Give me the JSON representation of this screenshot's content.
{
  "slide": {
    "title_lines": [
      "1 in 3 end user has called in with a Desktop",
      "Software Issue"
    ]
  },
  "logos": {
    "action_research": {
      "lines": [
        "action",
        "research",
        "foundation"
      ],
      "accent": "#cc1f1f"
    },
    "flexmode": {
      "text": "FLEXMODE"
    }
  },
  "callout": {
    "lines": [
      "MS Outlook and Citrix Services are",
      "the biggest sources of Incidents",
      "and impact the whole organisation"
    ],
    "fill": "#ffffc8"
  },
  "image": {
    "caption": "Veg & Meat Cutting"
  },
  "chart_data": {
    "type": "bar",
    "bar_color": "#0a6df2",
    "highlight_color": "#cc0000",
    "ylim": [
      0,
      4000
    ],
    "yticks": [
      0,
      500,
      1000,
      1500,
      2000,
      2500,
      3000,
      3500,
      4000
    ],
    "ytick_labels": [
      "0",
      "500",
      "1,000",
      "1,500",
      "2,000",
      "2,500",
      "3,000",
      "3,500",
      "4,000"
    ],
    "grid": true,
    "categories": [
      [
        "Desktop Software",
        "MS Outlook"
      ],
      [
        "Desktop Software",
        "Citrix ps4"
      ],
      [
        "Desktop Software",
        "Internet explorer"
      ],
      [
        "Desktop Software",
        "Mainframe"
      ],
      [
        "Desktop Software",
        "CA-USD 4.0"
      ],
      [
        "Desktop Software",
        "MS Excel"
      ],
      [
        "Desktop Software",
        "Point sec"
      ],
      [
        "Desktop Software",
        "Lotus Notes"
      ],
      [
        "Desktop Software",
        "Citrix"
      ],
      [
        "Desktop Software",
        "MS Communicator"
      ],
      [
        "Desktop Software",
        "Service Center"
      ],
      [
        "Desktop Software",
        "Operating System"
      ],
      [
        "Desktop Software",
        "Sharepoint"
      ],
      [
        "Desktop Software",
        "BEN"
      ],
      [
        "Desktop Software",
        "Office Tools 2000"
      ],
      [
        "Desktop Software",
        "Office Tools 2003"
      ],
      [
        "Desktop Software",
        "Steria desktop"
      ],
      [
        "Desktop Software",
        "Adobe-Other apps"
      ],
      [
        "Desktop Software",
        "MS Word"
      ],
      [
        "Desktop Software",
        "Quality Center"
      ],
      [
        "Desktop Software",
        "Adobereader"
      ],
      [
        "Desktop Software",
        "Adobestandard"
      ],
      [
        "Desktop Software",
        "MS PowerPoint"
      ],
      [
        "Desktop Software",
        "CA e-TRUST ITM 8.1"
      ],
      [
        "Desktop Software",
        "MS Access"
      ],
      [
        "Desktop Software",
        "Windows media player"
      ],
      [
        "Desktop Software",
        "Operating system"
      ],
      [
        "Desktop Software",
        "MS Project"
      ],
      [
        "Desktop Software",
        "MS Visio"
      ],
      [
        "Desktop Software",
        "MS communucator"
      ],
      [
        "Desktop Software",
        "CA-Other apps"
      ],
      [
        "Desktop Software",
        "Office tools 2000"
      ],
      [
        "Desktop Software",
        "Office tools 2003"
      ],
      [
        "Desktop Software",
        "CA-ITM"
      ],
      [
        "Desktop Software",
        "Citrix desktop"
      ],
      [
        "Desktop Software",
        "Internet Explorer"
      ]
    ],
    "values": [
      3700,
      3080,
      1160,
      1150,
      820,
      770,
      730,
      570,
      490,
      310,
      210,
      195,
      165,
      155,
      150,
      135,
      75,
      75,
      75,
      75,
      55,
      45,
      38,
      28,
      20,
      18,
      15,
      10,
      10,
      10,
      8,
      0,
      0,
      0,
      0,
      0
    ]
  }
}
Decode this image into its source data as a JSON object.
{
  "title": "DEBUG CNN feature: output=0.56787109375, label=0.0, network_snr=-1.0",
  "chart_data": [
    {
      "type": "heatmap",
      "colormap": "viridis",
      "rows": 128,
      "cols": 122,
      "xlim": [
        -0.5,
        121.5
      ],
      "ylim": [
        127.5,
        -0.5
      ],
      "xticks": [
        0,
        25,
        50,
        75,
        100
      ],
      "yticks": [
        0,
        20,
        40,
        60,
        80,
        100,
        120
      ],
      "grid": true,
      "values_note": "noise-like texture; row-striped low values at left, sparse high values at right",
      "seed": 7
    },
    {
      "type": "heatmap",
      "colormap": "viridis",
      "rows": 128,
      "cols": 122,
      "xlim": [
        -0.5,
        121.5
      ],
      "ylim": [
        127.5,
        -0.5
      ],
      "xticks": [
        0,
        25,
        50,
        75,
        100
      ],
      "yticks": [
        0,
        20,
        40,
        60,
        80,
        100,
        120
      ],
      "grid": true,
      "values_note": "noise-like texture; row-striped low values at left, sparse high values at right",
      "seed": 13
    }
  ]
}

---

Please repeat the material above, word for word and in full.

Give me the JSON representation of this screenshot's content.
{
  "slide": {
    "title_lines": [
      "1 in 3 end user has called in with a Desktop",
      "Software Issue"
    ]
  },
  "logos": {
    "action_research": {
      "lines": [
        "action",
        "research",
        "foundation"
      ],
      "accent": "#cc1f1f"
    },
    "flexmode": {
      "text": "FLEXMODE"
    }
  },
  "callout": {
    "lines": [
      "MS Outlook and Citrix Services are",
      "the biggest sources of Incidents",
      "and impact the whole organisation"
    ],
    "fill": "#ffffc8"
  },
  "image": {
    "caption": "Veg & Meat Cutting"
  },
  "chart_data": {
    "type": "bar",
    "bar_color": "#0a6df2",
    "highlight_color": "#cc0000",
    "ylim": [
      0,
      4000
    ],
    "yticks": [
      0,
      500,
      1000,
      1500,
      2000,
      2500,
      3000,
      3500,
      4000
    ],
    "ytick_labels": [
      "0",
      "500",
      "1,000",
      "1,500",
      "2,000",
      "2,500",
      "3,000",
      "3,500",
      "4,000"
    ],
    "grid": true,
    "categories": [
      [
        "Desktop Software",
        "MS Outlook"
      ],
      [
        "Desktop Software",
        "Citrix ps4"
      ],
      [
        "Desktop Software",
        "Internet explorer"
      ],
      [
        "Desktop Software",
        "Mainframe"
      ],
      [
        "Desktop Software",
        "CA-USD 4.0"
      ],
      [
        "Desktop Software",
        "MS Excel"
      ],
      [
        "Desktop Software",
        "Point sec"
      ],
      [
        "Desktop Software",
        "Lotus Notes"
      ],
      [
        "Desktop Software",
        "Citrix"
      ],
      [
        "Desktop Software",
        "MS Communicator"
      ],
      [
        "Desktop Software",
        "Service Center"
      ],
      [
        "Desktop Software",
        "Operating System"
      ],
      [
        "Desktop Software",
        "Sharepoint"
      ],
      [
        "Desktop Software",
        "BEN"
      ],
      [
        "Desktop Software",
        "Office Tools 2000"
      ],
      [
        "Desktop Software",
        "Office Tools 2003"
      ],
      [
        "Desktop Software",
        "Steria desktop"
      ],
      [
        "Desktop Software",
        "Adobe-Other apps"
      ],
      [
        "Desktop Software",
        "MS Word"
      ],
      [
        "Desktop Software",
        "Quality Center"
      ],
      [
        "Desktop Software",
        "Adobereader"
      ],
      [
        "Desktop Software",
        "Adobestandard"
      ],
      [
        "Desktop Software",
        "MS PowerPoint"
      ],
      [
        "Desktop Software",
        "CA e-TRUST ITM 8.1"
      ],
      [
        "Desktop Software",
        "MS Access"
      ],
      [
        "Desktop Software",
        "Windows media player"
      ],
      [
        "Desktop Software",
        "Operating system"
      ],
      [
        "Desktop Software",
        "MS Project"
      ],
      [
        "Desktop Software",
        "MS Visio"
      ],
      [
        "Desktop Software",
        "MS communucator"
      ],
      [
        "Desktop Software",
        "CA-Other apps"
      ],
      [
        "Desktop Software",
        "Office tools 2000"
      ],
      [
        "Desktop Software",
        "Office tools 2003"
      ],
      [
        "Desktop Software",
        "CA-ITM"
      ],
      [
        "Desktop Software",
        "Citrix desktop"
      ],
      [
        "Desktop Software",
        "Internet Explorer"
      ]
    ],
    "values": [
      3700,
      3080,
      1160,
      1150,
      820,
      770,
      730,
      570,
      490,
      310,
      210,
      195,
      165,
      155,
      150,
      135,
      75,
      75,
      75,
      75,
      55,
      45,
      38,
      28,
      20,
      18,
      15,
      10,
      10,
      10,
      8,
      0,
      0,
      0,
      0,
      0
    ]
  }
}
Decode this image into its source data as a JSON object.
{
  "title": "DEBUG CNN feature: output=0.56787109375, label=0.0, network_snr=-1.0",
  "chart_data": [
    {
      "type": "heatmap",
      "colormap": "viridis",
      "rows": 128,
      "cols": 122,
      "xlim": [
        -0.5,
        121.5
      ],
      "ylim": [
        127.5,
        -0.5
      ],
      "xticks": [
        0,
        25,
        50,
        75,
        100
      ],
      "yticks": [
        0,
        20,
        40,
        60,
        80,
        100,
        120
      ],
      "grid": true,
      "values_note": "noise-like texture; row-striped low values at left, sparse high values at right",
      "seed": 7
    },
    {
      "type": "heatmap",
      "colormap": "viridis",
      "rows": 128,
      "cols": 122,
      "xlim": [
        -0.5,
        121.5
      ],
      "ylim": [
        127.5,
        -0.5
      ],
      "xticks": [
        0,
        25,
        50,
        75,
        100
      ],
      "yticks": [
        0,
        20,
        40,
        60,
        80,
        100,
        120
      ],
      "grid": true,
      "values_note": "noise-like texture; row-striped low values at left, sparse high values at right",
      "seed": 13
    }
  ]
}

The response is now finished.